• _YOUR ASSIGNMENT_
Reproduce the records that follow exactly; any picture among them stays out.

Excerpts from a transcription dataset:
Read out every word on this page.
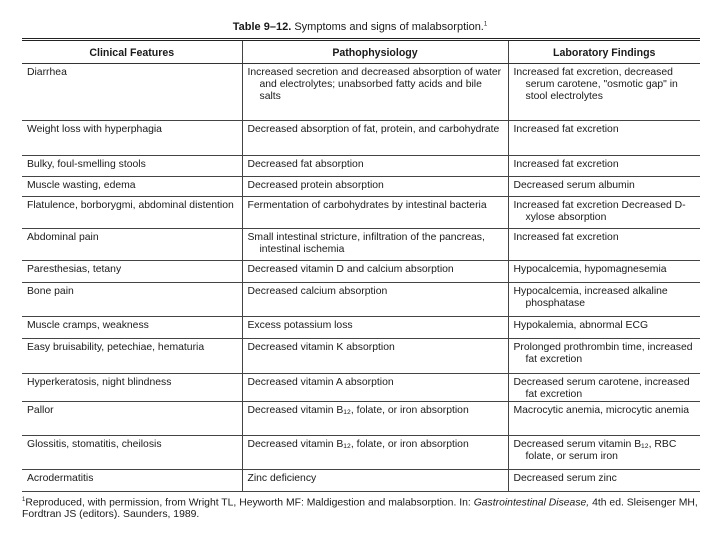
Table 9–12. Symptoms and signs of malabsorption.$^1$
Clinical Features	Pathophysiology	Laboratory Findings

Diarrhea	Increased secretion and decreased absorption of water and electrolytes; unabsorbed fatty acids and bile salts	Increased fat excretion, decreased serum carotene, "osmotic gap" in stool electrolytes

Weight loss with hyperphagia	Decreased absorption of fat, protein, and carbohydrate	Increased fat excretion

Bulky, foul-smelling stools	Decreased fat absorption	Increased fat excretion

Muscle wasting, edema	Decreased protein absorption	Decreased serum albumin

Flatulence, borborygmi, abdominal distention	Fermentation of carbohydrates by intestinal bacteria	Increased fat excretion Decreased D-xylose absorption

Abdominal pain	Small intestinal stricture, infiltration of the pancreas, intestinal ischemia	Increased fat excretion

Paresthesias, tetany	Decreased vitamin D and calcium absorption	Hypocalcemia, hypomagnesemia

Bone pain	Decreased calcium absorption	Hypocalcemia, increased alkaline phosphatase

Muscle cramps, weakness	Excess potassium loss	Hypokalemia, abnormal ECG

Easy bruisability, petechiae, hematuria	Decreased vitamin K absorption	Prolonged prothrombin time, increased fat excretion

Hyperkeratosis, night blindness	Decreased vitamin A absorption	Decreased serum carotene, increased fat excretion

Pallor	Decreased vitamin B₁₂, folate, or iron absorption	Macrocytic anemia, microcytic anemia

Glossitis, stomatitis, cheilosis	Decreased vitamin B₁₂, folate, or iron absorption	Decreased serum vitamin B₁₂, RBC folate, or serum iron

Acrodermatitis	Zinc deficiency	Decreased serum zinc
$^1$Reproduced, with permission, from Wright TL, Heyworth MF: Maldigestion and malabsorption. In: Gastrointestinal Disease, 4th ed. Sleisenger MH, Fordtran JS (editors). Saunders, 1989.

• _REPLY_
Read out every word on this page.
Table 9–12. Symptoms and signs of malabsorption.$^1$
Clinical Features	Pathophysiology	Laboratory Findings

Diarrhea	Increased secretion and decreased absorption of water and electrolytes; unabsorbed fatty acids and bile salts	Increased fat excretion, decreased serum carotene, "osmotic gap" in stool electrolytes

Weight loss with hyperphagia	Decreased absorption of fat, protein, and carbohydrate	Increased fat excretion

Bulky, foul-smelling stools	Decreased fat absorption	Increased fat excretion

Muscle wasting, edema	Decreased protein absorption	Decreased serum albumin

Flatulence, borborygmi, abdominal distention	Fermentation of carbohydrates by intestinal bacteria	Increased fat excretion Decreased D-xylose absorption

Abdominal pain	Small intestinal stricture, infiltration of the pancreas, intestinal ischemia	Increased fat excretion

Paresthesias, tetany	Decreased vitamin D and calcium absorption	Hypocalcemia, hypomagnesemia

Bone pain	Decreased calcium absorption	Hypocalcemia, increased alkaline phosphatase

Muscle cramps, weakness	Excess potassium loss	Hypokalemia, abnormal ECG

Easy bruisability, petechiae, hematuria	Decreased vitamin K absorption	Prolonged prothrombin time, increased fat excretion

Hyperkeratosis, night blindness	Decreased vitamin A absorption	Decreased serum carotene, increased fat excretion

Pallor	Decreased vitamin B₁₂, folate, or iron absorption	Macrocytic anemia, microcytic anemia

Glossitis, stomatitis, cheilosis	Decreased vitamin B₁₂, folate, or iron absorption	Decreased serum vitamin B₁₂, RBC folate, or serum iron

Acrodermatitis	Zinc deficiency	Decreased serum zinc
$^1$Reproduced, with permission, from Wright TL, Heyworth MF: Maldigestion and malabsorption. In: Gastrointestinal Disease, 4th ed. Sleisenger MH, Fordtran JS (editors). Saunders, 1989.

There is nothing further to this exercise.